> _Your task_: Among the entries, which lines carry the string "city"? Copy each of them.
Data provided start
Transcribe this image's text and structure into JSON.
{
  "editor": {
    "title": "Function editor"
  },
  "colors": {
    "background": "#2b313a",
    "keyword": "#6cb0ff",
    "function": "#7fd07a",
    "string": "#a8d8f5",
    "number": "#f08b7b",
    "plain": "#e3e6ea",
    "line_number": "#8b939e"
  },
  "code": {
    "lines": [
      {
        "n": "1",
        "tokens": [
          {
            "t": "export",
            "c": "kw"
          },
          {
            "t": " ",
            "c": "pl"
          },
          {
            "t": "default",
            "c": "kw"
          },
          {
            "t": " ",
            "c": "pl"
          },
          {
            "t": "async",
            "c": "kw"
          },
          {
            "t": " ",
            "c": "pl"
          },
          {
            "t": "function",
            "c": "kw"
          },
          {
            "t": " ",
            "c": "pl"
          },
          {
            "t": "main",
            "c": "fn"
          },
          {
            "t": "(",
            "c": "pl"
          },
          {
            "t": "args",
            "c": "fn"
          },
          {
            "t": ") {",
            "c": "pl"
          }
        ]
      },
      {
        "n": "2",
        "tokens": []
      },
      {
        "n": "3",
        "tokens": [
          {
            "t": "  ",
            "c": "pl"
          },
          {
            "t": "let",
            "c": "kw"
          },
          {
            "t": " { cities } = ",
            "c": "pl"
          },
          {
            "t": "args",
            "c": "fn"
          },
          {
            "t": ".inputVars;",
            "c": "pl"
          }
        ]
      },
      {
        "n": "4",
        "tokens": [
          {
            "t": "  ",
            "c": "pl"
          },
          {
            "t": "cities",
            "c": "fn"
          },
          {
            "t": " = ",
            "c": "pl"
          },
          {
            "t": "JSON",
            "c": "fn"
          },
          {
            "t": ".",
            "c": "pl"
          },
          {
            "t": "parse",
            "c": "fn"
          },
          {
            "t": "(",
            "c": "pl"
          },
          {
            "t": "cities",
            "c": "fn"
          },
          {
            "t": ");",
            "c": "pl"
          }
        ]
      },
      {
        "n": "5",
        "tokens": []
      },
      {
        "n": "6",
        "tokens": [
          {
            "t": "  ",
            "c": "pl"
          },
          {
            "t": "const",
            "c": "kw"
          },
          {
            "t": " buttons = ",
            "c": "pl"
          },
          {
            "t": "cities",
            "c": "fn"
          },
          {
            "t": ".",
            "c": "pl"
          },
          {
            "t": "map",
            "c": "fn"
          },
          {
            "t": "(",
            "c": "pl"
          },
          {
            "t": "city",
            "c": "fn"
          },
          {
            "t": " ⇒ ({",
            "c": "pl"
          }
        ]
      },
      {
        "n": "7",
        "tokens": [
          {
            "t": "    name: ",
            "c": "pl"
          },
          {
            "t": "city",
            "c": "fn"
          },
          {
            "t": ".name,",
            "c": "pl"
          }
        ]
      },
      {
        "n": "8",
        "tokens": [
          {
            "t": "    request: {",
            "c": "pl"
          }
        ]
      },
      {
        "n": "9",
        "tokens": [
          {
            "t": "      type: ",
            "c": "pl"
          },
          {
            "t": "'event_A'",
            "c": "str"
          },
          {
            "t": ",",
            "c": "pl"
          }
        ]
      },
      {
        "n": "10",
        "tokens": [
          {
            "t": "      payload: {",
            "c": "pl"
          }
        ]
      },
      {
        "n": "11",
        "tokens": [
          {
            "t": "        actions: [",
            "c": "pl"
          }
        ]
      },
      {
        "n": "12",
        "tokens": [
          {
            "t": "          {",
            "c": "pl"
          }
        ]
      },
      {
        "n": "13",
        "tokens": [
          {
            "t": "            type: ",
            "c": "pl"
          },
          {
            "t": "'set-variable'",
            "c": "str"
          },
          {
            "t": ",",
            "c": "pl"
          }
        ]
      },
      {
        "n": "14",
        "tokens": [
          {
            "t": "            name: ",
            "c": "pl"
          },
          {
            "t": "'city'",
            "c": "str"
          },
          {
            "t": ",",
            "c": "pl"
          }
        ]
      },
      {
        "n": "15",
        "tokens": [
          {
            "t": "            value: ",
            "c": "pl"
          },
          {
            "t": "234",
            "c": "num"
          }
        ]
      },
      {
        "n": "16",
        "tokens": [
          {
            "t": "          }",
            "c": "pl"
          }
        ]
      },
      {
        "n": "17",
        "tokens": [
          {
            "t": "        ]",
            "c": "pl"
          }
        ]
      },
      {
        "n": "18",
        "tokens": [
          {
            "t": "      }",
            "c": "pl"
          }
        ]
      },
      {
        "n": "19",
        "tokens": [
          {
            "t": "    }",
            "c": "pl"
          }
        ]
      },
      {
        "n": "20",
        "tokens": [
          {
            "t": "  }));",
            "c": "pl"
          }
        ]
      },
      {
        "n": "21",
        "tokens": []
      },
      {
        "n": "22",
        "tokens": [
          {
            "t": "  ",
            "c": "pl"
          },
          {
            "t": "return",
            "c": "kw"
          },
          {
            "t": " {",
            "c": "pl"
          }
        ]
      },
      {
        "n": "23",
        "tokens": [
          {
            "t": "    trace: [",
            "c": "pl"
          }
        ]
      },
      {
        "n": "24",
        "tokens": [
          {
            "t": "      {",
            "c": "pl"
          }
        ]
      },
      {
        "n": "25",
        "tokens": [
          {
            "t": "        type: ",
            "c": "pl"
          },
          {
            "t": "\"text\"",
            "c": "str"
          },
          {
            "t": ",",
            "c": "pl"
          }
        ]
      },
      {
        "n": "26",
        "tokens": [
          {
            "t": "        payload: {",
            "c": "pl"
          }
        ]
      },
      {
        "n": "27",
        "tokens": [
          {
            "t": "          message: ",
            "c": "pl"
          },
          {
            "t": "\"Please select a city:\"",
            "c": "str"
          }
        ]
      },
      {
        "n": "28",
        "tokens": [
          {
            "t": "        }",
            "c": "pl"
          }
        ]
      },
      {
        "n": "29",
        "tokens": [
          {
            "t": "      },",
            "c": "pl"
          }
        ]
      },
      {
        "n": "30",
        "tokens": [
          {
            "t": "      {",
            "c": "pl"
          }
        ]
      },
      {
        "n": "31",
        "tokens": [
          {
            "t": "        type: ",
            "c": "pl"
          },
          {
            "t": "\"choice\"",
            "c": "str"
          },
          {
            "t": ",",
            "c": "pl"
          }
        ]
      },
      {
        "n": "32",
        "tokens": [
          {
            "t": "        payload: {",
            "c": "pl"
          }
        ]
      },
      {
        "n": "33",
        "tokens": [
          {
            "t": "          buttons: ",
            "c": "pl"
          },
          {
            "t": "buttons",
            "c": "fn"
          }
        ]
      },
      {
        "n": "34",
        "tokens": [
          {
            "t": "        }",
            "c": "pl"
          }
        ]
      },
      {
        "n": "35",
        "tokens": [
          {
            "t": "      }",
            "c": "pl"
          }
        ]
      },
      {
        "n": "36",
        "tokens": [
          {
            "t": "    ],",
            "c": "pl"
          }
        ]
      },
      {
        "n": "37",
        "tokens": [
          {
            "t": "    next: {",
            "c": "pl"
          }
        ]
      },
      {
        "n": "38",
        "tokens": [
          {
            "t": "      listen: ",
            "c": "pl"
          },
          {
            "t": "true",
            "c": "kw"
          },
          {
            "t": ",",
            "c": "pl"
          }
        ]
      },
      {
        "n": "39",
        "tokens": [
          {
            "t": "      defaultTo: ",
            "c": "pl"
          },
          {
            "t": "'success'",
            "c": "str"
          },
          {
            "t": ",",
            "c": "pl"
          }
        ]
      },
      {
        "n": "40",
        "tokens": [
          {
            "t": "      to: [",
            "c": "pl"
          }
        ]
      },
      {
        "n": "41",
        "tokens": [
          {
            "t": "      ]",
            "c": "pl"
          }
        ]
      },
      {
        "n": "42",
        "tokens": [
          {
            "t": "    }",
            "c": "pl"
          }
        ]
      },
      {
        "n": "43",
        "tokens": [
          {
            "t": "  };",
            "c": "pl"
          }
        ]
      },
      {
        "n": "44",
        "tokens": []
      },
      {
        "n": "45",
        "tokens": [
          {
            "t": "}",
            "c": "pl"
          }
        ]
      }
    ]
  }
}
Data provided end
> _Reply_:
            "t": "city",
            "t": "city",
            "t": "'city'",
            "t": "\"Please select a city:\"",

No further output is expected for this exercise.